» Objective: Scan the entries below. List each line with "this".

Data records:
· · ·
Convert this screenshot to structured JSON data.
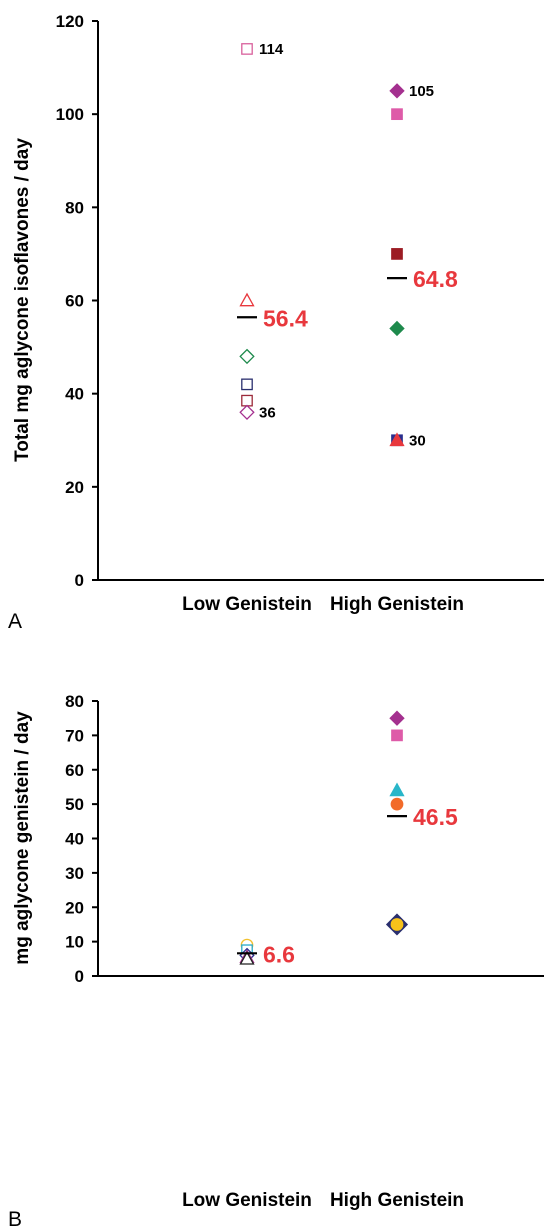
{
  "chart_data": [
    {
      "panel_label": "A",
      "type": "scatter",
      "ylabel": "Total mg aglycone isoflavones / day",
      "ylim": [
        0,
        120
      ],
      "yticks": [
        0,
        20,
        40,
        60,
        80,
        100,
        120
      ],
      "categories": [
        "Low Genistein",
        "High Genistein"
      ],
      "mean_color": "#e8383d",
      "points": [
        {
          "cat": 0,
          "y": 114,
          "marker": "square",
          "fill": "none",
          "stroke": "#d9609c",
          "label": "114"
        },
        {
          "cat": 0,
          "y": 60,
          "marker": "triangle",
          "fill": "none",
          "stroke": "#e8383d"
        },
        {
          "cat": 0,
          "y": 48,
          "marker": "diamond",
          "fill": "none",
          "stroke": "#1e8a4c"
        },
        {
          "cat": 0,
          "y": 42,
          "marker": "square",
          "fill": "none",
          "stroke": "#2a2f6e"
        },
        {
          "cat": 0,
          "y": 38.5,
          "marker": "square",
          "fill": "none",
          "stroke": "#9c2a3a"
        },
        {
          "cat": 0,
          "y": 36,
          "marker": "diamond",
          "fill": "none",
          "stroke": "#a4308f",
          "label": "36"
        },
        {
          "cat": 1,
          "y": 105,
          "marker": "diamond",
          "fill": "#a4308f",
          "stroke": "#a4308f",
          "label": "105"
        },
        {
          "cat": 1,
          "y": 100,
          "marker": "square",
          "fill": "#de5ba8",
          "stroke": "#de5ba8"
        },
        {
          "cat": 1,
          "y": 70,
          "marker": "square",
          "fill": "#9c1c24",
          "stroke": "#9c1c24"
        },
        {
          "cat": 1,
          "y": 54,
          "marker": "diamond",
          "fill": "#1e8a4c",
          "stroke": "#1e8a4c"
        },
        {
          "cat": 1,
          "y": 30,
          "marker": "square",
          "fill": "#2a2f8e",
          "stroke": "#2a2f8e",
          "label": "30"
        },
        {
          "cat": 1,
          "y": 30,
          "marker": "triangle",
          "fill": "#e8383d",
          "stroke": "#e8383d"
        }
      ],
      "means": [
        {
          "cat": 0,
          "value": 56.4,
          "label": "56.4"
        },
        {
          "cat": 1,
          "value": 64.8,
          "label": "64.8"
        }
      ]
    },
    {
      "panel_label": "B",
      "type": "scatter",
      "ylabel": "mg aglycone genistein / day",
      "ylim": [
        0,
        80
      ],
      "yticks": [
        0,
        10,
        20,
        30,
        40,
        50,
        60,
        70,
        80
      ],
      "categories": [
        "Low Genistein",
        "High Genistein"
      ],
      "mean_color": "#e8383d",
      "points": [
        {
          "cat": 0,
          "y": 9,
          "marker": "circle",
          "fill": "none",
          "stroke": "#f2c12e"
        },
        {
          "cat": 0,
          "y": 7.5,
          "marker": "square",
          "fill": "none",
          "stroke": "#29a9c9"
        },
        {
          "cat": 0,
          "y": 6,
          "marker": "diamond",
          "fill": "none",
          "stroke": "#2a2f8e"
        },
        {
          "cat": 0,
          "y": 5.5,
          "marker": "triangle",
          "fill": "none",
          "stroke": "#a4308f"
        },
        {
          "cat": 0,
          "y": 5,
          "marker": "triangle",
          "fill": "none",
          "stroke": "#222222"
        },
        {
          "cat": 1,
          "y": 75,
          "marker": "diamond",
          "fill": "#a4308f",
          "stroke": "#a4308f"
        },
        {
          "cat": 1,
          "y": 70,
          "marker": "square",
          "fill": "#de5ba8",
          "stroke": "#de5ba8"
        },
        {
          "cat": 1,
          "y": 54,
          "marker": "triangle",
          "fill": "#29b6c9",
          "stroke": "#29b6c9"
        },
        {
          "cat": 1,
          "y": 50,
          "marker": "circle",
          "fill": "#f26b2a",
          "stroke": "#f26b2a"
        },
        {
          "cat": 1,
          "y": 15,
          "marker": "diamond",
          "fill": "#2a2f6e",
          "stroke": "#2a2f6e",
          "size": 1.5
        },
        {
          "cat": 1,
          "y": 15,
          "marker": "circle",
          "fill": "#f7c21a",
          "stroke": "#f7c21a"
        }
      ],
      "means": [
        {
          "cat": 0,
          "value": 6.6,
          "label": "6.6"
        },
        {
          "cat": 1,
          "value": 46.5,
          "label": "46.5"
        }
      ]
    }
  ]
}
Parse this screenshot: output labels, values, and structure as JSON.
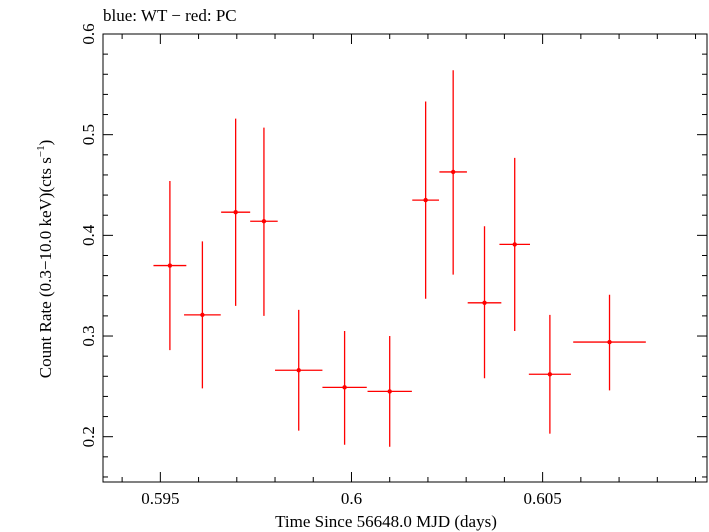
{
  "chart_data": {
    "type": "scatter",
    "title": "blue: WT − red: PC",
    "xlabel": "Time Since 56648.0 MJD (days)",
    "ylabel_main": "Count Rate (0.3−10.0 keV)(cts s",
    "ylabel_sup": "−1",
    "ylabel_close": ")",
    "xlim": [
      0.5935,
      0.6093
    ],
    "ylim": [
      0.155,
      0.6
    ],
    "xticks": [
      0.595,
      0.6,
      0.605
    ],
    "xtick_labels": [
      "0.595",
      "0.6",
      "0.605"
    ],
    "yticks": [
      0.2,
      0.3,
      0.4,
      0.5,
      0.6
    ],
    "ytick_labels": [
      "0.2",
      "0.3",
      "0.4",
      "0.5",
      "0.6"
    ],
    "grid": false,
    "series": [
      {
        "color": "#ff0000",
        "points": [
          {
            "x": 0.59525,
            "xerr": 0.00043,
            "y": 0.37,
            "ylo": 0.286,
            "yhi": 0.454
          },
          {
            "x": 0.5961,
            "xerr": 0.00048,
            "y": 0.321,
            "ylo": 0.248,
            "yhi": 0.394
          },
          {
            "x": 0.59697,
            "xerr": 0.00038,
            "y": 0.423,
            "ylo": 0.33,
            "yhi": 0.516
          },
          {
            "x": 0.59771,
            "xerr": 0.00036,
            "y": 0.414,
            "ylo": 0.32,
            "yhi": 0.507
          },
          {
            "x": 0.59862,
            "xerr": 0.00062,
            "y": 0.266,
            "ylo": 0.206,
            "yhi": 0.326
          },
          {
            "x": 0.59982,
            "xerr": 0.00058,
            "y": 0.249,
            "ylo": 0.192,
            "yhi": 0.305
          },
          {
            "x": 0.601,
            "xerr": 0.00058,
            "y": 0.245,
            "ylo": 0.19,
            "yhi": 0.3
          },
          {
            "x": 0.60194,
            "xerr": 0.00035,
            "y": 0.435,
            "ylo": 0.337,
            "yhi": 0.533
          },
          {
            "x": 0.60266,
            "xerr": 0.00036,
            "y": 0.463,
            "ylo": 0.361,
            "yhi": 0.564
          },
          {
            "x": 0.60348,
            "xerr": 0.00044,
            "y": 0.333,
            "ylo": 0.258,
            "yhi": 0.409
          },
          {
            "x": 0.60427,
            "xerr": 0.0004,
            "y": 0.391,
            "ylo": 0.305,
            "yhi": 0.477
          },
          {
            "x": 0.60519,
            "xerr": 0.00055,
            "y": 0.262,
            "ylo": 0.203,
            "yhi": 0.321
          },
          {
            "x": 0.60675,
            "xerr": 0.00095,
            "y": 0.294,
            "ylo": 0.246,
            "yhi": 0.341
          }
        ]
      }
    ]
  }
}
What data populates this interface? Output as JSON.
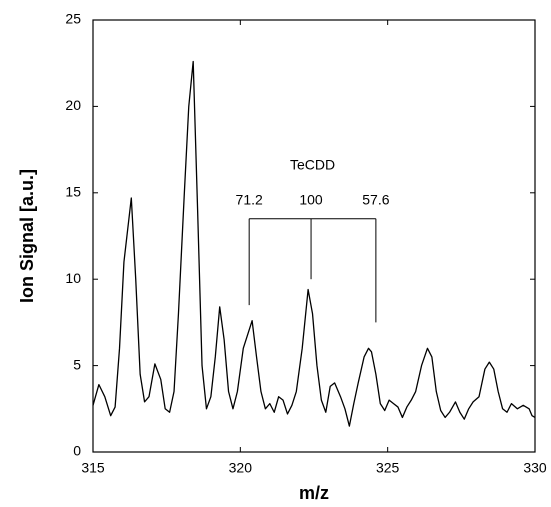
{
  "chart_data": {
    "type": "line",
    "xlabel": "m/z",
    "ylabel": "Ion Signal [a.u.]",
    "x": [
      315.0,
      315.2,
      315.4,
      315.6,
      315.75,
      315.9,
      316.05,
      316.3,
      316.45,
      316.6,
      316.75,
      316.9,
      317.1,
      317.3,
      317.45,
      317.6,
      317.75,
      317.9,
      318.1,
      318.25,
      318.4,
      318.55,
      318.7,
      318.85,
      319.0,
      319.15,
      319.3,
      319.45,
      319.6,
      319.75,
      319.9,
      320.1,
      320.4,
      320.55,
      320.7,
      320.85,
      321.0,
      321.15,
      321.3,
      321.45,
      321.6,
      321.75,
      321.9,
      322.1,
      322.3,
      322.45,
      322.6,
      322.75,
      322.9,
      323.05,
      323.2,
      323.4,
      323.55,
      323.7,
      323.85,
      324.0,
      324.2,
      324.35,
      324.45,
      324.6,
      324.75,
      324.9,
      325.05,
      325.2,
      325.35,
      325.5,
      325.65,
      325.8,
      325.95,
      326.15,
      326.35,
      326.5,
      326.65,
      326.8,
      326.95,
      327.1,
      327.3,
      327.45,
      327.6,
      327.75,
      327.9,
      328.1,
      328.3,
      328.45,
      328.6,
      328.75,
      328.9,
      329.05,
      329.2,
      329.4,
      329.6,
      329.8,
      329.9,
      330.0
    ],
    "values": [
      2.7,
      3.9,
      3.2,
      2.1,
      2.6,
      6,
      11,
      14.7,
      10,
      4.5,
      2.9,
      3.2,
      5.1,
      4.2,
      2.5,
      2.3,
      3.5,
      8,
      15,
      20,
      22.6,
      14,
      5,
      2.5,
      3.2,
      5.5,
      8.4,
      6.5,
      3.5,
      2.5,
      3.5,
      6,
      7.6,
      5.5,
      3.5,
      2.5,
      2.8,
      2.3,
      3.2,
      3.0,
      2.2,
      2.7,
      3.5,
      6,
      9.4,
      8,
      5,
      3,
      2.3,
      3.8,
      4,
      3.2,
      2.5,
      1.5,
      2.8,
      4,
      5.5,
      6,
      5.8,
      4.5,
      2.8,
      2.4,
      3.0,
      2.8,
      2.6,
      2.0,
      2.6,
      3.0,
      3.5,
      5,
      6,
      5.5,
      3.5,
      2.4,
      2.0,
      2.3,
      2.9,
      2.3,
      1.9,
      2.5,
      2.9,
      3.2,
      4.8,
      5.2,
      4.8,
      3.5,
      2.5,
      2.3,
      2.8,
      2.5,
      2.7,
      2.5,
      2.1,
      2.0
    ],
    "color": "#000000",
    "xlim": [
      315,
      330
    ],
    "xticks": [
      315,
      320,
      325,
      330
    ],
    "ylim": [
      0,
      25
    ],
    "yticks": [
      0,
      5,
      10,
      15,
      20,
      25
    ],
    "grid": false,
    "annotation": {
      "text": "TeCDD",
      "bracket_y": 13.5,
      "peaks": [
        {
          "label": "71.2",
          "x": 320.3,
          "y": 8.5
        },
        {
          "label": "100",
          "x": 322.4,
          "y": 10
        },
        {
          "label": "57.6",
          "x": 324.6,
          "y": 7.5
        }
      ]
    }
  }
}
· · ·
» Answer for the task:
Convert this screenshot to structured JSON data.
Parse this screenshot: output labels, values, and structure as JSON.
What data populates this interface? Output as JSON.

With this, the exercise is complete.